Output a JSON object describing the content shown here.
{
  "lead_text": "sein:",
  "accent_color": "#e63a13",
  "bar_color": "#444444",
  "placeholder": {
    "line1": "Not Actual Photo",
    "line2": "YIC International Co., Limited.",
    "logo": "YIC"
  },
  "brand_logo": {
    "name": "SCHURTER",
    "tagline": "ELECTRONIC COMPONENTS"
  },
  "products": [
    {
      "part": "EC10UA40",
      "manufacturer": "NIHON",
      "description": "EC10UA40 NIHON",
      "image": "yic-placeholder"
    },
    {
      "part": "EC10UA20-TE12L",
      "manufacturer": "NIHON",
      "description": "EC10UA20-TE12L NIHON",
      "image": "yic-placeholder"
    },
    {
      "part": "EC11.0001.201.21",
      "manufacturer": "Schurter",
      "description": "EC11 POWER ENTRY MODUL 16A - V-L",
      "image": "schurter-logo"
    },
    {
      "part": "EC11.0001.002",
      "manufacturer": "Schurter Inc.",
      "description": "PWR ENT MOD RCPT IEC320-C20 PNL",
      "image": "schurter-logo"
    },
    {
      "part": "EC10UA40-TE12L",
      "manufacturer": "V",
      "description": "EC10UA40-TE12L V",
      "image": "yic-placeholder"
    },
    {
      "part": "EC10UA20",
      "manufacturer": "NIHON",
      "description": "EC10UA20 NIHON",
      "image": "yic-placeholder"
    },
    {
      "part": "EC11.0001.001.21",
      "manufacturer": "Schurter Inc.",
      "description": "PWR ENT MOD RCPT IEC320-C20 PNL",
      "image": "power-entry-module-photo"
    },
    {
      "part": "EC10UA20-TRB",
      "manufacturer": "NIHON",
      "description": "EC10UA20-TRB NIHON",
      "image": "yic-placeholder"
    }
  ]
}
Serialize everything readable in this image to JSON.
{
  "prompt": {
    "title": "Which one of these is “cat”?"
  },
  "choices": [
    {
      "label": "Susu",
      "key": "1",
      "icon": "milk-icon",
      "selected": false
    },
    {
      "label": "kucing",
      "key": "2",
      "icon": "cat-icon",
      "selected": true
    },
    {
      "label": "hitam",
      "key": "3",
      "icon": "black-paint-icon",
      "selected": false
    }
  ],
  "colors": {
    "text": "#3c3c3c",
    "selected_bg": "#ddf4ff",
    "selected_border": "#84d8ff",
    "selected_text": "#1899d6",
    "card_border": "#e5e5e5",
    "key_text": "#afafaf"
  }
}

***

THE REQUEST: What is the number of lines that hold the string "label"? Reply with that number alone.

REPLY TO THE TASK: 3